## What you need to do
Count the lines in the entries below that contain the string "name". Reply with the number alone.

Element boundary records
◆ ◆ ◆
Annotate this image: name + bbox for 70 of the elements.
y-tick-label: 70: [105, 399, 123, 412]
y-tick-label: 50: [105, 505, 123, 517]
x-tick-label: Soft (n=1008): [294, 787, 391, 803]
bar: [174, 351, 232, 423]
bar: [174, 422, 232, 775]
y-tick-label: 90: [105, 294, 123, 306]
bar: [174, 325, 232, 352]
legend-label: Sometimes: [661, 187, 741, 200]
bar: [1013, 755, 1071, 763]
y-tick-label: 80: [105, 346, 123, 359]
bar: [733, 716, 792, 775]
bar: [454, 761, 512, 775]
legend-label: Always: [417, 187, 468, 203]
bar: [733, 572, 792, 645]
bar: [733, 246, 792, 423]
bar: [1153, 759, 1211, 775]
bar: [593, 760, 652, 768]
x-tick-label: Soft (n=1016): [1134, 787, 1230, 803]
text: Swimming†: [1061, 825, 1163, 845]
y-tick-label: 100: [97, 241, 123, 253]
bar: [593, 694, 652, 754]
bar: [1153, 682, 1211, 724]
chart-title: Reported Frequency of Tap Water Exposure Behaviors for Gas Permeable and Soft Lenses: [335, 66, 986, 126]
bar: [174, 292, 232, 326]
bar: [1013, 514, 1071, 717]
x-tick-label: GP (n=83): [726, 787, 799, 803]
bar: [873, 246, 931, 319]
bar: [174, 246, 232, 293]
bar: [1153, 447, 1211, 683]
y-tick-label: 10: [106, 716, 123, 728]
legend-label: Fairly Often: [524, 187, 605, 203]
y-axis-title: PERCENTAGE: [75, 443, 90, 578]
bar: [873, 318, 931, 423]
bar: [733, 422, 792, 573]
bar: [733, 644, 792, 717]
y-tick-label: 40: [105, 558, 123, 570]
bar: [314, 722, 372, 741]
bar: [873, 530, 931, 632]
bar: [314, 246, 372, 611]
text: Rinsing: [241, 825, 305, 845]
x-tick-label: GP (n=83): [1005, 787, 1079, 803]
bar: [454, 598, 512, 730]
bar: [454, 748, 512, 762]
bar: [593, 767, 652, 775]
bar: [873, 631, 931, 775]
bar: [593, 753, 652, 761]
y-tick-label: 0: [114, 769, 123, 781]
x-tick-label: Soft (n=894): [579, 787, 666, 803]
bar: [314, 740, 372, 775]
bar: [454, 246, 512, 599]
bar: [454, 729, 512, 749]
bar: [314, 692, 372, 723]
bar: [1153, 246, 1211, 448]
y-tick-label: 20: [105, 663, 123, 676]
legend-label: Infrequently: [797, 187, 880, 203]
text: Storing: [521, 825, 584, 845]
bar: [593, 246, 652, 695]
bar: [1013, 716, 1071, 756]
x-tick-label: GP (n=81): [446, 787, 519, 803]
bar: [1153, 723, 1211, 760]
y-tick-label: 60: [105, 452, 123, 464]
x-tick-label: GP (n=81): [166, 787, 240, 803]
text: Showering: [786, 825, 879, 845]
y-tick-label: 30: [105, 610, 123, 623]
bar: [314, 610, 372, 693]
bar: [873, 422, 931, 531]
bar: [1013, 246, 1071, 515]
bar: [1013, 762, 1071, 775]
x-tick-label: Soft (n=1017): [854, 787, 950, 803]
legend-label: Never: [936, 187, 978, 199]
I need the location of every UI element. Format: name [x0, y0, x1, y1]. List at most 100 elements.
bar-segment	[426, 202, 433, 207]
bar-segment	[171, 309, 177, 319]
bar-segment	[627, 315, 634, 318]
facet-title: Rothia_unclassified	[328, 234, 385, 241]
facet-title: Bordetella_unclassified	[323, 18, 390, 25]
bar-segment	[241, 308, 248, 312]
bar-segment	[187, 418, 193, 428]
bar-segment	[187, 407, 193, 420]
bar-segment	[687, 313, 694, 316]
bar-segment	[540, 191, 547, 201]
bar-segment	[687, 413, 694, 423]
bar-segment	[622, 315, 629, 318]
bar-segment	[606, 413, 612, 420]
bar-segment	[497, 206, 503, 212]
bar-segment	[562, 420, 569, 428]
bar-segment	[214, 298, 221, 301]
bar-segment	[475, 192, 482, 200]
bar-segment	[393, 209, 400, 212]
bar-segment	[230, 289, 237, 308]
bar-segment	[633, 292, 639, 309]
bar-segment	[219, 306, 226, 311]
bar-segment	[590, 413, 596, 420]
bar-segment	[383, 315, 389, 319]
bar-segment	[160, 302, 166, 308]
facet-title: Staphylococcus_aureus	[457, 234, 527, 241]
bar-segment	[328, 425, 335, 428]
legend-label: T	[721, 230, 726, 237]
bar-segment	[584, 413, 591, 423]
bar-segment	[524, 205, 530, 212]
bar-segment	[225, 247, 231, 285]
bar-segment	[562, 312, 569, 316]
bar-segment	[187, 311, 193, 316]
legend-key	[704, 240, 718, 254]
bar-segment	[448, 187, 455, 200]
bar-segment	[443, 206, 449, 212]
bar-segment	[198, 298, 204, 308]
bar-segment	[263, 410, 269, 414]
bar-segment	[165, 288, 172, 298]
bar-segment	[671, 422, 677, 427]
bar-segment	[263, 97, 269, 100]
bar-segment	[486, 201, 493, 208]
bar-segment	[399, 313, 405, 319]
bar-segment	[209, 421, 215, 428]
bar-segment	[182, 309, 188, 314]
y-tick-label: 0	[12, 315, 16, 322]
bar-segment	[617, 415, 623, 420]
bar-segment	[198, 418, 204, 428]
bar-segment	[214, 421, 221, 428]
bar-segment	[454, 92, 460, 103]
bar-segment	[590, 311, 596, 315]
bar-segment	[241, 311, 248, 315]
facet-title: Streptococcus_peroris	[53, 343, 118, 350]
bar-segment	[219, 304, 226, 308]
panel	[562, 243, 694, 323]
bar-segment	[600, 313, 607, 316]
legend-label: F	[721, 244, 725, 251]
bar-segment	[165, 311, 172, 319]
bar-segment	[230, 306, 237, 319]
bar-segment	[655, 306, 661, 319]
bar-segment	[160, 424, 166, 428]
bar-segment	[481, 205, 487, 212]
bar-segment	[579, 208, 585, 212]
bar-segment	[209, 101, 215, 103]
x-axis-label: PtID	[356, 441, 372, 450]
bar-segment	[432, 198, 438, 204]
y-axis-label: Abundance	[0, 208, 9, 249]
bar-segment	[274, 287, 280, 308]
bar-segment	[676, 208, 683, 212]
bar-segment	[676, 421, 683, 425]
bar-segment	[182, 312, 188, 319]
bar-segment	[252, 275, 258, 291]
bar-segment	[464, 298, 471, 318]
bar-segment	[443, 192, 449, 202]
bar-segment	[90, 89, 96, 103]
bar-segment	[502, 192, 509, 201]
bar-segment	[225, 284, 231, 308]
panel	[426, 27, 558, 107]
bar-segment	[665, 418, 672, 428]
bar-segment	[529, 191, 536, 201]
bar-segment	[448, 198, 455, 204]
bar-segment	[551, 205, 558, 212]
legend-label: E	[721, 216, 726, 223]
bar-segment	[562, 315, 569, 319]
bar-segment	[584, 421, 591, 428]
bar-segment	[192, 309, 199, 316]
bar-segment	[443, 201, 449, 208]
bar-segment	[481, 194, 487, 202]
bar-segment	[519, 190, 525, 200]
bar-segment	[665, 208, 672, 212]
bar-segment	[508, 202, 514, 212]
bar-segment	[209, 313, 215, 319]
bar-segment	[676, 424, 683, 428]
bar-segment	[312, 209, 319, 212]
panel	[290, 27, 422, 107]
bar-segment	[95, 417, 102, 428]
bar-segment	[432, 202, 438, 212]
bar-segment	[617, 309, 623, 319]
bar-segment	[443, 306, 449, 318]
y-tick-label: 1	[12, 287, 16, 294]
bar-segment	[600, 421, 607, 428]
◆ ◆ ◆
## Answer for this exercise
2